[Stored records]
[start]

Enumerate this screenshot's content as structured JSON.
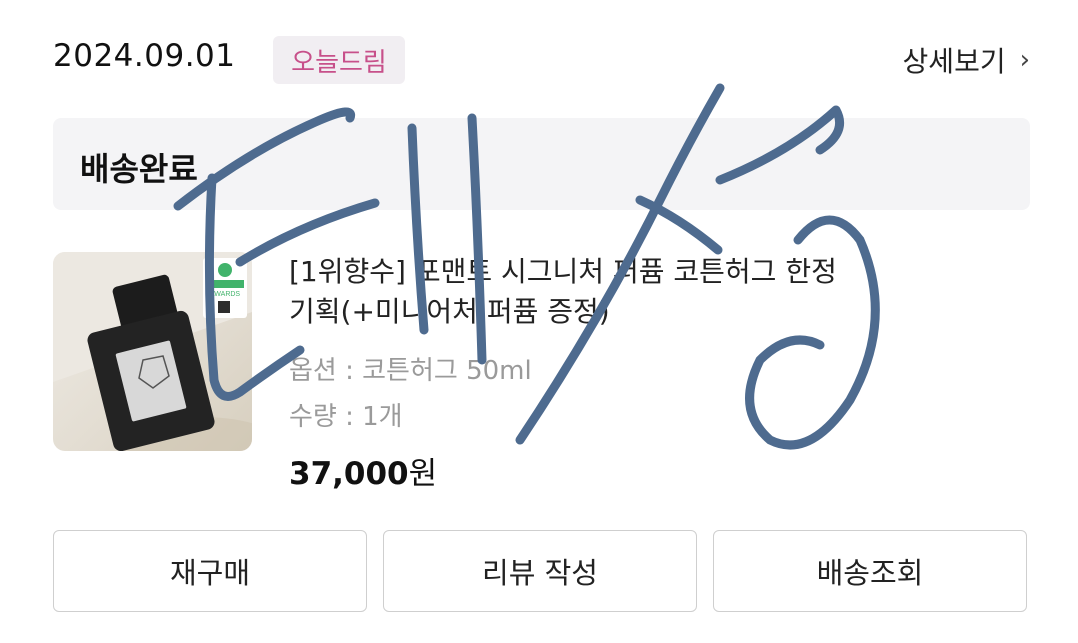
{
  "order": {
    "date": "2024.09.01",
    "brand_badge": "오늘드림",
    "detail_link": "상세보기",
    "detail_chevron": "›",
    "status": "배송완료"
  },
  "product": {
    "name_line1": "[1위향수] 포맨트 시그니처 퍼퓸 코튼허그 한정",
    "name_line2": "기획(+미니어처 퍼퓸 증정)",
    "option": "옵션 : 코튼허그 50ml",
    "quantity": "수량 : 1개",
    "price_number": "37,000",
    "price_unit": "원",
    "image_icon": "perfume-bottle-photo",
    "award_badge_text": "AWARDS"
  },
  "actions": {
    "rebuy": "재구매",
    "review": "리뷰 작성",
    "track": "배송조회"
  },
  "handwriting": {
    "text": "테성",
    "ink_color": "#4e6b8f"
  }
}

[end]

> Instruction
Write out each line again precisely as it appears, skipping every picture.

> Complete response
Enumerate this screenshot's content as structured JSON.
{
  "order": {
    "date": "2024.09.01",
    "brand_badge": "오늘드림",
    "detail_link": "상세보기",
    "detail_chevron": "›",
    "status": "배송완료"
  },
  "product": {
    "name_line1": "[1위향수] 포맨트 시그니처 퍼퓸 코튼허그 한정",
    "name_line2": "기획(+미니어처 퍼퓸 증정)",
    "option": "옵션 : 코튼허그 50ml",
    "quantity": "수량 : 1개",
    "price_number": "37,000",
    "price_unit": "원",
    "image_icon": "perfume-bottle-photo",
    "award_badge_text": "AWARDS"
  },
  "actions": {
    "rebuy": "재구매",
    "review": "리뷰 작성",
    "track": "배송조회"
  },
  "handwriting": {
    "text": "테성",
    "ink_color": "#4e6b8f"
  }
}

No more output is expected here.